* **Your goal**
Restate the entries word for word, omitting nothing.

─── Material for the task ───

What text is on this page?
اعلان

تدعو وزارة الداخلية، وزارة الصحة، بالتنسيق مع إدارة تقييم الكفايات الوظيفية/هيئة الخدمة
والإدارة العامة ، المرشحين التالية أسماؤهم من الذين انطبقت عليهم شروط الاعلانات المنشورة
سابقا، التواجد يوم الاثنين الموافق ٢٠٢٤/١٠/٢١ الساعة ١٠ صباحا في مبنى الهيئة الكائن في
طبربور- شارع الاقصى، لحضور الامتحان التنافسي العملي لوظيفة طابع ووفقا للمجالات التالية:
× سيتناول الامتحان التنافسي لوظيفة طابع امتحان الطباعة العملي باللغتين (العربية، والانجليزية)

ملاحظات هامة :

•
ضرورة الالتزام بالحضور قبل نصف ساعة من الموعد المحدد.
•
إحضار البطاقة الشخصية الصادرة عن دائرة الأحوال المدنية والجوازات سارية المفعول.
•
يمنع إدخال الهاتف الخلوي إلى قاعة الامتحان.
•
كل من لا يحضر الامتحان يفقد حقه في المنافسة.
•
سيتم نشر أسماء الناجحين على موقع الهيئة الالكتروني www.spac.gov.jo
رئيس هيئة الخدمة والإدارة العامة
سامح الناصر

───

* **The completed task**
What text is on this page?
اعلان

تدعو وزارة الداخلية، وزارة الصحة، بالتنسيق مع إدارة تقييم الكفايات الوظيفية/هيئة الخدمة
والإدارة العامة ، المرشحين التالية أسماؤهم من الذين انطبقت عليهم شروط الاعلانات المنشورة
سابقا، التواجد يوم الاثنين الموافق ٢٠٢٤/١٠/٢١ الساعة ١٠ صباحا في مبنى الهيئة الكائن في
طبربور- شارع الاقصى، لحضور الامتحان التنافسي العملي لوظيفة طابع ووفقا للمجالات التالية:
× سيتناول الامتحان التنافسي لوظيفة طابع امتحان الطباعة العملي باللغتين (العربية، والانجليزية)

ملاحظات هامة :

•
ضرورة الالتزام بالحضور قبل نصف ساعة من الموعد المحدد.
•
إحضار البطاقة الشخصية الصادرة عن دائرة الأحوال المدنية والجوازات سارية المفعول.
•
يمنع إدخال الهاتف الخلوي إلى قاعة الامتحان.
•
كل من لا يحضر الامتحان يفقد حقه في المنافسة.
•
سيتم نشر أسماء الناجحين على موقع الهيئة الالكتروني www.spac.gov.jo
رئيس هيئة الخدمة والإدارة العامة
سامح الناصر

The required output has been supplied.